▸ Task statement:
Find and return each line containing "JSON".

▸ Provided information:

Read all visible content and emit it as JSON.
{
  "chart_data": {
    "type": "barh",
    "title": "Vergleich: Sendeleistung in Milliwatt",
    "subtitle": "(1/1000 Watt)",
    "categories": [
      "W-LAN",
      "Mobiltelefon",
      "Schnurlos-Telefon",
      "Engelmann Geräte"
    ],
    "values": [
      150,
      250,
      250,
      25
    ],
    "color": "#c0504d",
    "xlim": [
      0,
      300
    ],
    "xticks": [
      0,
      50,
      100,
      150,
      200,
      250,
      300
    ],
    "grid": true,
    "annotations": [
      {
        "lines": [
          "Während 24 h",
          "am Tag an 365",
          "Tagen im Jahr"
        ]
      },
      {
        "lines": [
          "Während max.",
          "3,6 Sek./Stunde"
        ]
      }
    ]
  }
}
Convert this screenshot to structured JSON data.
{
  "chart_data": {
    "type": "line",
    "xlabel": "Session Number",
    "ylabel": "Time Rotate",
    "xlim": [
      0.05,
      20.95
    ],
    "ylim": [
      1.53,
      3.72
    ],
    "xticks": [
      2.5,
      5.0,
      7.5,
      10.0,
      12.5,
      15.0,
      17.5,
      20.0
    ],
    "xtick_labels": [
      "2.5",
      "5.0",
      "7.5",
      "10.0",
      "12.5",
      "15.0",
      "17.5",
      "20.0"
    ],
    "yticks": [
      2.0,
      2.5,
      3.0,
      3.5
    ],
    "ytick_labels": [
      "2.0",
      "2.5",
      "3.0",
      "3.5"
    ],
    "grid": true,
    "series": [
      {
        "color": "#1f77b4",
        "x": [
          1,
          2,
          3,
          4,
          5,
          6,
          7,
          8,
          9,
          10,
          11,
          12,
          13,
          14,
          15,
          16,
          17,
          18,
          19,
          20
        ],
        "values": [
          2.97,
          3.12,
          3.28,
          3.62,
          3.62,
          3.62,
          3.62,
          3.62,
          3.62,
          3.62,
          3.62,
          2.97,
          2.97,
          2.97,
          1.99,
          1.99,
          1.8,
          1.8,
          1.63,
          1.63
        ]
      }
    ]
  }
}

▸ Exercise response:
Read all visible content and emit it as JSON.
Convert this screenshot to structured JSON data.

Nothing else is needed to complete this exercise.